Collection entries
_____
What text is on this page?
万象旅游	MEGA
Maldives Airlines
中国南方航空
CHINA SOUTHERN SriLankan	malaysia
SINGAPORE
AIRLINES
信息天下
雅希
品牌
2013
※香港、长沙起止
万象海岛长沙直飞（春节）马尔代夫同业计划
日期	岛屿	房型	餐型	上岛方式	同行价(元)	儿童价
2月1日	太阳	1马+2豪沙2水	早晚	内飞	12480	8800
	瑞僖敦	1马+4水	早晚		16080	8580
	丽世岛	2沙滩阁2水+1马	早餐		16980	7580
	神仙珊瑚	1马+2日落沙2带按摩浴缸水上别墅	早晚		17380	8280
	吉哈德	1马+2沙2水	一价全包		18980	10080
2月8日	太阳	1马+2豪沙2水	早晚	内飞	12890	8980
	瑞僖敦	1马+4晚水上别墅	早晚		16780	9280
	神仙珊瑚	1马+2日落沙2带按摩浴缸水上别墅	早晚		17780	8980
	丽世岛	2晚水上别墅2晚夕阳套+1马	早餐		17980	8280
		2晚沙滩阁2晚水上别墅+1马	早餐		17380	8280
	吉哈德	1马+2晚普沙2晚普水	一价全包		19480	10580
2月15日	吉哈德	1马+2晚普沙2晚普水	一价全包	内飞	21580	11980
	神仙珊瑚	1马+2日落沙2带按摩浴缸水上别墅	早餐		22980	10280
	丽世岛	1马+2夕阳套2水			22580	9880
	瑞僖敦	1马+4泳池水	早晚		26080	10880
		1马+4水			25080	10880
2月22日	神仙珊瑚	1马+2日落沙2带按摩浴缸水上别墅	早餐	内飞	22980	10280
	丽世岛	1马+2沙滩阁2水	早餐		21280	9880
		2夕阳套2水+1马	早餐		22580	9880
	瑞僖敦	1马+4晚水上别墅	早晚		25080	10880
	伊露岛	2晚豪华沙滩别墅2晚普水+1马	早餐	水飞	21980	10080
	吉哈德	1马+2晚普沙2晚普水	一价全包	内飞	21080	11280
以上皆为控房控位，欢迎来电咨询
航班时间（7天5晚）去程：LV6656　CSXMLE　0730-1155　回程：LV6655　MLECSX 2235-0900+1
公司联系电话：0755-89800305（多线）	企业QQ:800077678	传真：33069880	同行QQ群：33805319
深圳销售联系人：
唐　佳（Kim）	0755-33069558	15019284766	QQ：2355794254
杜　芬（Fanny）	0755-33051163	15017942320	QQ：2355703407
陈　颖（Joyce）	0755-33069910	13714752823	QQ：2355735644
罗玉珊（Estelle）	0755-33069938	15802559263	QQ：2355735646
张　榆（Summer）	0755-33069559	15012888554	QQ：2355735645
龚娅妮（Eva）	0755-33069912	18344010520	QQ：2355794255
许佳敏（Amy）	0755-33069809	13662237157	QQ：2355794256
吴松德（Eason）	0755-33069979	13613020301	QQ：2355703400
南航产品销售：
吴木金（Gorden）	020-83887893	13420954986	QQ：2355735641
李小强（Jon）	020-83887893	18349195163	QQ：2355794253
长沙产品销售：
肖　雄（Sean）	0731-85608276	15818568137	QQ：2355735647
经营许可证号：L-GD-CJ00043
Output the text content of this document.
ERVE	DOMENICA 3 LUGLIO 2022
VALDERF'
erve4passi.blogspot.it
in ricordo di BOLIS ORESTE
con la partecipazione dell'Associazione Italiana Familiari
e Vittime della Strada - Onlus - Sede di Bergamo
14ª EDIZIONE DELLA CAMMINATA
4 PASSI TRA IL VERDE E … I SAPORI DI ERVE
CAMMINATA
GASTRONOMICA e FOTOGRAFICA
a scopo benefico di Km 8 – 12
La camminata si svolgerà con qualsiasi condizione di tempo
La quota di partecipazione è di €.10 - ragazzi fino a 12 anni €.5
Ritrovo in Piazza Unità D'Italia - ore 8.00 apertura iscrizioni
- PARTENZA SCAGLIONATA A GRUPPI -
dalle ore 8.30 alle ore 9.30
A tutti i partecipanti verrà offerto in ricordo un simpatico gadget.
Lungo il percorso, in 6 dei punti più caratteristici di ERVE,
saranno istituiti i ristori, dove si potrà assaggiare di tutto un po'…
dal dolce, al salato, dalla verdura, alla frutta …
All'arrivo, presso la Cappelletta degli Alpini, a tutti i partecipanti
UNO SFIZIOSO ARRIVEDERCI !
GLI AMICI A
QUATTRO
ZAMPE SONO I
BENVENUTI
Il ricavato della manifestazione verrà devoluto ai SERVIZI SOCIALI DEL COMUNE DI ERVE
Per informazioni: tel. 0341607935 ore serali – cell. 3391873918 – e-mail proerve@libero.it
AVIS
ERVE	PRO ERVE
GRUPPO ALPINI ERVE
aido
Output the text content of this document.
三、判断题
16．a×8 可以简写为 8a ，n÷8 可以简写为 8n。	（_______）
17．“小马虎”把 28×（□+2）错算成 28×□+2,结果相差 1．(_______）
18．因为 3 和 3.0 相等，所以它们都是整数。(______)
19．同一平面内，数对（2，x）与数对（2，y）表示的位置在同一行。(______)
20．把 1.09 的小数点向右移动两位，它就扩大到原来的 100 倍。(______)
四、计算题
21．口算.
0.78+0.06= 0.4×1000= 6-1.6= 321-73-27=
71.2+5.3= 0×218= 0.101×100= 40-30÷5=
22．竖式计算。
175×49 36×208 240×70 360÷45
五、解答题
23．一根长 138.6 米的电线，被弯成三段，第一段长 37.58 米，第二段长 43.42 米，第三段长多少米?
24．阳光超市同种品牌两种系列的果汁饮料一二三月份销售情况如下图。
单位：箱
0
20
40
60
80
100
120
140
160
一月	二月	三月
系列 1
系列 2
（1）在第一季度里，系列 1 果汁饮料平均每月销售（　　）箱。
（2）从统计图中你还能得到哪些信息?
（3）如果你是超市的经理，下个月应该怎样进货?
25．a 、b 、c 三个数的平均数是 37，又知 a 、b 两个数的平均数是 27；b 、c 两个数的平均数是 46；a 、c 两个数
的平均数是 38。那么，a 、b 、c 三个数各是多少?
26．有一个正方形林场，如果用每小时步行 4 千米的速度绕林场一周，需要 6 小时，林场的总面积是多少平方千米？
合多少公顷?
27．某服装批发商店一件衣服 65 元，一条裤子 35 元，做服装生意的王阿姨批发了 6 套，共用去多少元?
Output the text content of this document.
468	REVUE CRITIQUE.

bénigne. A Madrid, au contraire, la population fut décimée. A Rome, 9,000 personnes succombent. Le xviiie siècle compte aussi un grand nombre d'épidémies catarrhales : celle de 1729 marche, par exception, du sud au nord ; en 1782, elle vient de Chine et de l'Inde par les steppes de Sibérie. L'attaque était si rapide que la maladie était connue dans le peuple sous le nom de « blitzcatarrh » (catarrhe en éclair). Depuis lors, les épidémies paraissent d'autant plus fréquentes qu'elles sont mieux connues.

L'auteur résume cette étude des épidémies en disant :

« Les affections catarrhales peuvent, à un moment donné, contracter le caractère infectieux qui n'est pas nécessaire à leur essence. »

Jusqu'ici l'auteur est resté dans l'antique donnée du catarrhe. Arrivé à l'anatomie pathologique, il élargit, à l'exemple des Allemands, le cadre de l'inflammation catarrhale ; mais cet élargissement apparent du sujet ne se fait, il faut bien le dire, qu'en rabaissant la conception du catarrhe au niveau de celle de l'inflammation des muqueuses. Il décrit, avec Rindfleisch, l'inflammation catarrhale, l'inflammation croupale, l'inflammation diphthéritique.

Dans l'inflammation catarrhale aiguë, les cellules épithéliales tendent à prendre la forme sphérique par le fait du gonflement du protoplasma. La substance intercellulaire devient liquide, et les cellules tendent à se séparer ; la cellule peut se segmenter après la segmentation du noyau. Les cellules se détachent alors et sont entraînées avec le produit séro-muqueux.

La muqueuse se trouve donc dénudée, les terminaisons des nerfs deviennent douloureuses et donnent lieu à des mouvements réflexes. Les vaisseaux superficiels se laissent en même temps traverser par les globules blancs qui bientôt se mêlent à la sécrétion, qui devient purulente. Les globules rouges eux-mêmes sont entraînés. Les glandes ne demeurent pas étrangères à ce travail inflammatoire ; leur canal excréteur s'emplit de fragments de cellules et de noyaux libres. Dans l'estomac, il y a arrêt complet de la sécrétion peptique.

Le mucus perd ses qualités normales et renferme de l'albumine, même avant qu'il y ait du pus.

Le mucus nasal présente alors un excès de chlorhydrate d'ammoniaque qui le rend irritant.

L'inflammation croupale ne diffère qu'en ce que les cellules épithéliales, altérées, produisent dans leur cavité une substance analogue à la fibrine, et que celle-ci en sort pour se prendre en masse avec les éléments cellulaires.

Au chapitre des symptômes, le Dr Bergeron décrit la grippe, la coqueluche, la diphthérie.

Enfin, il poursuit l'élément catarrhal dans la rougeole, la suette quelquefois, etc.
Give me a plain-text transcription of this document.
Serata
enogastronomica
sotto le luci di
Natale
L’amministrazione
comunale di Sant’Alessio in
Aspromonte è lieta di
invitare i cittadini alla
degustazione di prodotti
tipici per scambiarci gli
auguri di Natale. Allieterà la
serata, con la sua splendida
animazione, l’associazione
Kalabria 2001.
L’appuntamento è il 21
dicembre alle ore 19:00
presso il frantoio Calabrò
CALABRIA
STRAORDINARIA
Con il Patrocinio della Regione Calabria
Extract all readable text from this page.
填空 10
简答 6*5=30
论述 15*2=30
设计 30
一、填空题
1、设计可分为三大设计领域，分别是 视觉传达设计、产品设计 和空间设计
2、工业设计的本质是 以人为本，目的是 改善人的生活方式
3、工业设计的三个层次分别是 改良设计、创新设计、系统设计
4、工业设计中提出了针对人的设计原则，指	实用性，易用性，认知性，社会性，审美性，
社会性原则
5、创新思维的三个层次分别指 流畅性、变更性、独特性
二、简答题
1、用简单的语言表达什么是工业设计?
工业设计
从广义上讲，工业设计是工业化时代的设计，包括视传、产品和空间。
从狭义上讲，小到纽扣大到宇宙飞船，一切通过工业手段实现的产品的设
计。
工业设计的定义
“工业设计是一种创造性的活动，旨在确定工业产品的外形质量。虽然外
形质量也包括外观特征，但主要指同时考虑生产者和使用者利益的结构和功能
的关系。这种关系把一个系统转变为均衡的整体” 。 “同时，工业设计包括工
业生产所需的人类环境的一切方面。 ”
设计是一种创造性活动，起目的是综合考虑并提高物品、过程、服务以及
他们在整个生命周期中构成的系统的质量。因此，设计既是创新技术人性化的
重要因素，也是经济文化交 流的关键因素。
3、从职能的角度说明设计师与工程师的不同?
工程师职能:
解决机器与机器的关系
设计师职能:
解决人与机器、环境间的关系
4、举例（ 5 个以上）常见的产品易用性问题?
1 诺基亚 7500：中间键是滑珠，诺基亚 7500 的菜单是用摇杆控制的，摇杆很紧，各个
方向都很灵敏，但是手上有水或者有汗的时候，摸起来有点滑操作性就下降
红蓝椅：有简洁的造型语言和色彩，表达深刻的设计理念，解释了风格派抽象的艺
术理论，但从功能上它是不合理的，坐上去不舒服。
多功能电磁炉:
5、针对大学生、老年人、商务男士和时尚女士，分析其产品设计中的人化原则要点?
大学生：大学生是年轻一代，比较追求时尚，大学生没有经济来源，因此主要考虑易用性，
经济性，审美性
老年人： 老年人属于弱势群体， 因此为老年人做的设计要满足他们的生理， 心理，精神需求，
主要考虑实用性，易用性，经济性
_____
=== Problem to work on ===
Extract, from the listing above, every line where the string "prendre" occurs.

=== The response ===
Dans l'inflammation catarrhale aiguë, les cellules épithéliales tendent à prendre la forme sphérique par le fait du gonflement du protoplasma. La substance intercellulaire devient liquide, et les cellules tendent à se séparer ; la cellule peut se segmenter après la segmentation du noyau. Les cellules se détachent alors et sont entraînées avec le produit séro-muqueux.
L'inflammation croupale ne diffère qu'en ce que les cellules épithéliales, altérées, produisent dans leur cavité une substance analogue à la fibrine, et que celle-ci en sort pour se prendre en masse avec les éléments cellulaires.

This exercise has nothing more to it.